Problem to solve:
Every line containing "mumkin" should be identified and copied from the data below.

Content starts

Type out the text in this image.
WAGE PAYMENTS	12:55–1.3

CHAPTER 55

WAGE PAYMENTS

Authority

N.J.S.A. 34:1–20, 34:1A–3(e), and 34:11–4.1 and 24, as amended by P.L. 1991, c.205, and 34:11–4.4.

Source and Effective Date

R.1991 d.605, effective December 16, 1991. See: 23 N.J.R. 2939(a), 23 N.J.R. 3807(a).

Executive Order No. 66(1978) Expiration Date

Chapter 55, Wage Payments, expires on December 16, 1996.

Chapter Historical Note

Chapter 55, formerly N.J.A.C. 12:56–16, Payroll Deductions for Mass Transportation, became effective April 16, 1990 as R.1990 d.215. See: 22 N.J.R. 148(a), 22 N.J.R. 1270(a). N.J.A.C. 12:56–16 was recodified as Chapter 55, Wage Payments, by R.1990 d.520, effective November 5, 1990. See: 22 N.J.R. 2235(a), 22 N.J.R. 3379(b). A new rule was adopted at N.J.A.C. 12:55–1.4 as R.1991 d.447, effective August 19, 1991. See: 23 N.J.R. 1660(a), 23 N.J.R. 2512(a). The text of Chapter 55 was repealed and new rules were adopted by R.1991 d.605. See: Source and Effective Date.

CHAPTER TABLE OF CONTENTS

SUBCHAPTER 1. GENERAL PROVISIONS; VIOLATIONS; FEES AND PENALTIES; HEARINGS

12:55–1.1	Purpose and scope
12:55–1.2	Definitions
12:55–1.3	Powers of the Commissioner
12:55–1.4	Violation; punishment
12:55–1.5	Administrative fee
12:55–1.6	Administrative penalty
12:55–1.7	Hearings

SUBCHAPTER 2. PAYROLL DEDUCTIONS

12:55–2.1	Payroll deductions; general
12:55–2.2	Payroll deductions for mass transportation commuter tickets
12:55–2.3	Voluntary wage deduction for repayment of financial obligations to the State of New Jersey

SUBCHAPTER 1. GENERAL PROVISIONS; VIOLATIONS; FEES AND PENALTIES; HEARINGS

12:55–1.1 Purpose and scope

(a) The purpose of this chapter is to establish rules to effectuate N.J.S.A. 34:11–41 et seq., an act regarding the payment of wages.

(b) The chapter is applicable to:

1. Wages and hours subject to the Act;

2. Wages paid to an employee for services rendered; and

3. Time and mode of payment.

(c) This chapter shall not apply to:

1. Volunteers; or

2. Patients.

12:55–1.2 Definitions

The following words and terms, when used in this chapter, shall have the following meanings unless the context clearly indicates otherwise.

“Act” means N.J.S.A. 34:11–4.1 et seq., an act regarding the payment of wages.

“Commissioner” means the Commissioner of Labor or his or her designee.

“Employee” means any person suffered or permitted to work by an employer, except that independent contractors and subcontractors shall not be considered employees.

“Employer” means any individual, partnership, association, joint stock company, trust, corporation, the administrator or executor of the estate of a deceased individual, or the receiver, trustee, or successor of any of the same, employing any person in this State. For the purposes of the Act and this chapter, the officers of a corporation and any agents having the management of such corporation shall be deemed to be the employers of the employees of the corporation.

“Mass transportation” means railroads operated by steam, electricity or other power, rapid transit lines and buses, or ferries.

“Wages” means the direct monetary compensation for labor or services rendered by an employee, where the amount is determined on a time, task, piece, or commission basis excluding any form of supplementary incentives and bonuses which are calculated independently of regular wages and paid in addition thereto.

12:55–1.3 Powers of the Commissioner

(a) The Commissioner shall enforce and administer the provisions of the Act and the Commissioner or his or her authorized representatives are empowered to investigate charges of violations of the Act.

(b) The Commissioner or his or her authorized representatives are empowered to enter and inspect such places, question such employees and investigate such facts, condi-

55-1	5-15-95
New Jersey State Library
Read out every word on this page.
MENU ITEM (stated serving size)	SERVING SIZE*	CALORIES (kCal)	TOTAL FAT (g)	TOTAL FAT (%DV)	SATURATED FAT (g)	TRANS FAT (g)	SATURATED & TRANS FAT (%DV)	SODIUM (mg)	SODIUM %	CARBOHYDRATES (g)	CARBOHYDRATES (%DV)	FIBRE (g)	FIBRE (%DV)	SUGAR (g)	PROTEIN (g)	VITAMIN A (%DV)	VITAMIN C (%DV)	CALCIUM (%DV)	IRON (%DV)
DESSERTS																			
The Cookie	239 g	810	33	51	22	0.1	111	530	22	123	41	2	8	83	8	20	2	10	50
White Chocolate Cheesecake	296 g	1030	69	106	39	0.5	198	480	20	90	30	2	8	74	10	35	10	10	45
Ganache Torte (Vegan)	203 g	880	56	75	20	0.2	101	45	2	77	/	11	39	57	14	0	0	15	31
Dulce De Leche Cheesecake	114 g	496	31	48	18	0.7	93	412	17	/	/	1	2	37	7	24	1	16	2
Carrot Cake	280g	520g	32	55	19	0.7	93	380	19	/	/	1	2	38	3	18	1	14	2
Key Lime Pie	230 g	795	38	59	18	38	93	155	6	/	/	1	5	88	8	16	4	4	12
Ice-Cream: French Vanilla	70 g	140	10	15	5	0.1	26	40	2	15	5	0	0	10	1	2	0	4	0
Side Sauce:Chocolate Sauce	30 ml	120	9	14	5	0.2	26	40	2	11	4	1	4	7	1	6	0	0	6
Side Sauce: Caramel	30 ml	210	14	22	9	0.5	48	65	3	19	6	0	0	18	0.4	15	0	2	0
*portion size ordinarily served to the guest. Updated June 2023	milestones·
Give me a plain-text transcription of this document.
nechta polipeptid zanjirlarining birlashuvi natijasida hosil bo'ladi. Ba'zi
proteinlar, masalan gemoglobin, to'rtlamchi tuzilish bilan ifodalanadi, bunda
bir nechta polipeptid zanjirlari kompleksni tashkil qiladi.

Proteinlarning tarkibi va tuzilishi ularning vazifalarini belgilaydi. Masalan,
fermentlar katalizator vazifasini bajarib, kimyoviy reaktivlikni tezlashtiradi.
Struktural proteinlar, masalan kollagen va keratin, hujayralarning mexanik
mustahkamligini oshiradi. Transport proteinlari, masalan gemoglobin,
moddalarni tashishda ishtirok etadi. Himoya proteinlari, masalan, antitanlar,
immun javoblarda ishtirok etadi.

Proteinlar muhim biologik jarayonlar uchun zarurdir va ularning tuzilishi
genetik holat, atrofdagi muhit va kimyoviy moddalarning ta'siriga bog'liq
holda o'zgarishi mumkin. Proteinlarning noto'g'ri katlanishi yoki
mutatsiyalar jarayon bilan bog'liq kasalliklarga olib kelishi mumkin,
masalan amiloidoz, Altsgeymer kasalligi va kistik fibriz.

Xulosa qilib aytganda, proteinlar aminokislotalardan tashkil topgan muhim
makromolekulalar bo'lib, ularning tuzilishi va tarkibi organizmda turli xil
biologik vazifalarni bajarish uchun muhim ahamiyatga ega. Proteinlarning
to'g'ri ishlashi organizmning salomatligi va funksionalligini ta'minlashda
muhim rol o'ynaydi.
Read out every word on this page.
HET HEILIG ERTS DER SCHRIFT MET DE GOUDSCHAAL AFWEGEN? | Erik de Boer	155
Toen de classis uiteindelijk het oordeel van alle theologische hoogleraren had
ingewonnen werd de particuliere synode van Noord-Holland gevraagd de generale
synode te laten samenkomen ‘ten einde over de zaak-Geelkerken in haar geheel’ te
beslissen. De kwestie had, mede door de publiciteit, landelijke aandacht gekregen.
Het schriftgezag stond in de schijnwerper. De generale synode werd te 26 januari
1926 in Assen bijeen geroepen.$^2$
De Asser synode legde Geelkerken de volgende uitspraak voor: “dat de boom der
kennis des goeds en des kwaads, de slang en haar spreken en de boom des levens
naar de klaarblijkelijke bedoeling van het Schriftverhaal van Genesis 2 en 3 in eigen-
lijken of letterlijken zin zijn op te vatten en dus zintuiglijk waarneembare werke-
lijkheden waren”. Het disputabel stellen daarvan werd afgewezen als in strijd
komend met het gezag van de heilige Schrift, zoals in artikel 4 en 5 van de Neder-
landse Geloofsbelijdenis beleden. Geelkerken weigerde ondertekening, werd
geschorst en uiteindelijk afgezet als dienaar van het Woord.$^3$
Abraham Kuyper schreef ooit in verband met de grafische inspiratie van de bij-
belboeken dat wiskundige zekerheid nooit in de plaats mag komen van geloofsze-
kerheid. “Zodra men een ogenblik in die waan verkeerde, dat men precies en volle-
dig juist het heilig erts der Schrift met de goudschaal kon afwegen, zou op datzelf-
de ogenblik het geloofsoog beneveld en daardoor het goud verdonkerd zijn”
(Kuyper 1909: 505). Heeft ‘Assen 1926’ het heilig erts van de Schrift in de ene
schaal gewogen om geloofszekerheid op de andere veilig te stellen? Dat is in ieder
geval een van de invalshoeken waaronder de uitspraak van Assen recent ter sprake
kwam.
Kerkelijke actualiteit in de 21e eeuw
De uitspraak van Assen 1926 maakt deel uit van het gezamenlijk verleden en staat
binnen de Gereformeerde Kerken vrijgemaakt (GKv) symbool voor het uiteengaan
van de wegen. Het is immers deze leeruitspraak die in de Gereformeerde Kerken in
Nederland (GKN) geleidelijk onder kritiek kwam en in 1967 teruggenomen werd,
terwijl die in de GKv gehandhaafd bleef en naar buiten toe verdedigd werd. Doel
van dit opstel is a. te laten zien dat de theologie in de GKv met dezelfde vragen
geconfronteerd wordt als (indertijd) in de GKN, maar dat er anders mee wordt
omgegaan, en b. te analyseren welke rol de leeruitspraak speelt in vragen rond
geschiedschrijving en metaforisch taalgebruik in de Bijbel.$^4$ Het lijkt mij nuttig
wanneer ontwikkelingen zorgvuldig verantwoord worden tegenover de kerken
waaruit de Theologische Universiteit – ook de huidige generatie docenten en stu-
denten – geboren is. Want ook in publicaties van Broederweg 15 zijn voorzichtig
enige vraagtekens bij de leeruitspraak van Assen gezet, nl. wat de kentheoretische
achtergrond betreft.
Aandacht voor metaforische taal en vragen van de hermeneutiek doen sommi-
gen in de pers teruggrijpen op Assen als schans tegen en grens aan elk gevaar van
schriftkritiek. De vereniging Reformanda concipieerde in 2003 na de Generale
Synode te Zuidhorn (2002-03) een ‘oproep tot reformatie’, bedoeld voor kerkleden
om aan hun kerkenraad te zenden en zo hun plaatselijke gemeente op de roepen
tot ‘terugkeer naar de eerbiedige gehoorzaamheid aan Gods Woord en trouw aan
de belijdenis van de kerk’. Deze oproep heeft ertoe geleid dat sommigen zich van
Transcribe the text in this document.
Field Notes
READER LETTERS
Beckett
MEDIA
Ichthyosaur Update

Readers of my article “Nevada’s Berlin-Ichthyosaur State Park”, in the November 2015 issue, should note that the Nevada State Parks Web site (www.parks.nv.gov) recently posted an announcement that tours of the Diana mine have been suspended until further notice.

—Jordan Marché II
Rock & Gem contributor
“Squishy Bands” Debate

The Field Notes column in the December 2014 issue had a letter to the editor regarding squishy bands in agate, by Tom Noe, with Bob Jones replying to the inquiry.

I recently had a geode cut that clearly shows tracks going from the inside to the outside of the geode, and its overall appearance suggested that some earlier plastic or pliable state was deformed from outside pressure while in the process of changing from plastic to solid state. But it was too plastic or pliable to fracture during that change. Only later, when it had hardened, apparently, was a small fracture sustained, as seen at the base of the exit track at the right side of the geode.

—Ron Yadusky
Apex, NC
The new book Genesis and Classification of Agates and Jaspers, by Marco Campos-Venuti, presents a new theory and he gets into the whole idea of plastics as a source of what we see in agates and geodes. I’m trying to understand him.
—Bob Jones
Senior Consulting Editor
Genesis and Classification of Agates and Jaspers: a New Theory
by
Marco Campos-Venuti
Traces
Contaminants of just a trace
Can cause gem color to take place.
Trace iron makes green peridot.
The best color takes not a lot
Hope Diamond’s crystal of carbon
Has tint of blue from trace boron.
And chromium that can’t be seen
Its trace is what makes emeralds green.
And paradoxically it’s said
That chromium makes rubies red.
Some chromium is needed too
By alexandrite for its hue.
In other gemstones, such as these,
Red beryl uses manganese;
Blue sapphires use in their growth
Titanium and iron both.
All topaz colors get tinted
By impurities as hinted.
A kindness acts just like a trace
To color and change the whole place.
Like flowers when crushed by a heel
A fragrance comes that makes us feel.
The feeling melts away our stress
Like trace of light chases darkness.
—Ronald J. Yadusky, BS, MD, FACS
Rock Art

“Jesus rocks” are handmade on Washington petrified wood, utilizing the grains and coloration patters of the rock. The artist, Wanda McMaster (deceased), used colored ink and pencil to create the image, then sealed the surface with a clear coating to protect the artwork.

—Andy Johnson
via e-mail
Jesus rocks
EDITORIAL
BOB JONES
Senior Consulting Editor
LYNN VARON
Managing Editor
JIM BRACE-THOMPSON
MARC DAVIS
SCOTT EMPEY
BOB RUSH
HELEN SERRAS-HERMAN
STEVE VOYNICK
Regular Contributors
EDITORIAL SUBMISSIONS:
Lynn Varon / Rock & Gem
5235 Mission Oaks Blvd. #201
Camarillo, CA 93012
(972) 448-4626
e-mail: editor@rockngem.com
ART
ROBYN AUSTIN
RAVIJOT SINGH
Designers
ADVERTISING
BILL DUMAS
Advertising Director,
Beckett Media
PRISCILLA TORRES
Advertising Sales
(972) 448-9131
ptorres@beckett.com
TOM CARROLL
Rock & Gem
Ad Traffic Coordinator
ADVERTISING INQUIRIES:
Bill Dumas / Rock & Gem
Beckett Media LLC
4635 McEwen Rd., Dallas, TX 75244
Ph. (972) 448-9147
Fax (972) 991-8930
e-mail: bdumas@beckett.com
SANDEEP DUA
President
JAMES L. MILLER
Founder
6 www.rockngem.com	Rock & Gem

Content ends

Response:
holda o'zgarishi mumkin. Proteinlarning noto'g'ri katlanishi yoki
mutatsiyalar jarayon bilan bog'liq kasalliklarga olib kelishi mumkin,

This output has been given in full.